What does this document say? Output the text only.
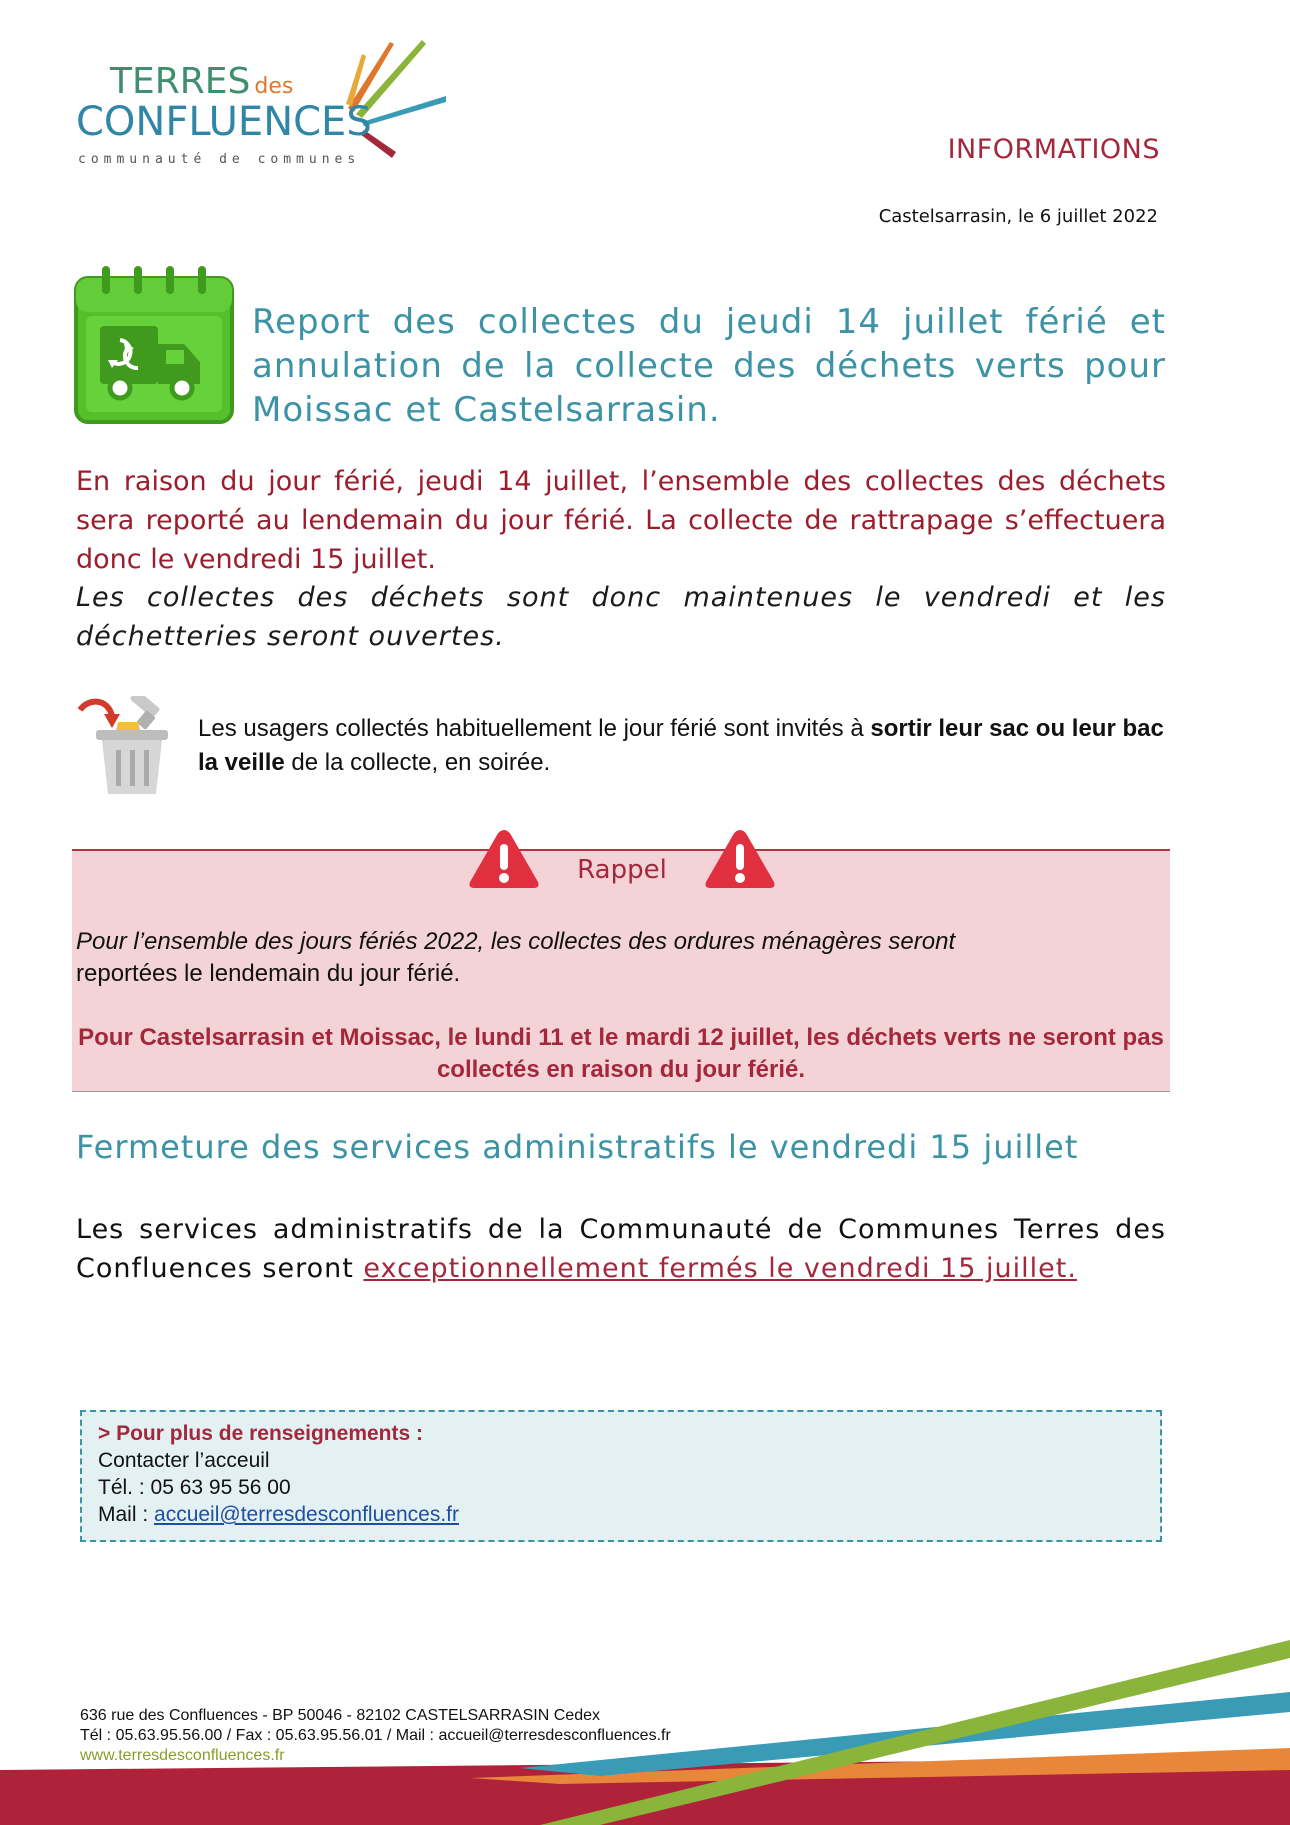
TERRES des
CONFLUENCES
communauté de communes	INFORMATIONS
Castelsarrasin, le 6 juillet 2022
Report des collectes du jeudi 14 juillet férié et annulation de la collecte des déchets verts pour Moissac et Castelsarrasin.
En raison du jour férié, jeudi 14 juillet, l’ensemble des collectes des déchets sera reporté au lendemain du jour férié. La collecte de rattrapage s’effectuera donc le vendredi 15 juillet.
Les collectes des déchets sont donc maintenues le vendredi et les déchetteries seront ouvertes.
Les usagers collectés habituellement le jour férié sont invités à sortir leur sac ou leur bac la veille de la collecte, en soirée.
Rappel
Pour l’ensemble des jours fériés 2022, les collectes des ordures ménagères seront
reportées le lendemain du jour férié.
Pour Castelsarrasin et Moissac, le lundi 11 et le mardi 12 juillet, les déchets verts ne seront pas collectés en raison du jour férié.
Fermeture des services administratifs le vendredi 15 juillet
Les services administratifs de la Communauté de Communes Terres des Confluences seront exceptionnellement fermés le vendredi 15 juillet.
> Pour plus de renseignements :
Contacter l’acceuil
Tél. : 05 63 95 56 00
Mail : accueil@terresdesconfluences.fr
636 rue des Confluences - BP 50046 - 82102 CASTELSARRASIN Cedex
Tél : 05.63.95.56.00 / Fax : 05.63.95.56.01 / Mail : accueil@terresdesconfluences.fr
www.terresdesconfluences.fr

════════════════════

● Short problem
Leave out every line without the string "Mail" and copy the rest.

● Task answer
Mail : accueil@terresdesconfluences.fr
Tél : 05.63.95.56.00 / Fax : 05.63.95.56.01 / Mail : accueil@terresdesconfluences.fr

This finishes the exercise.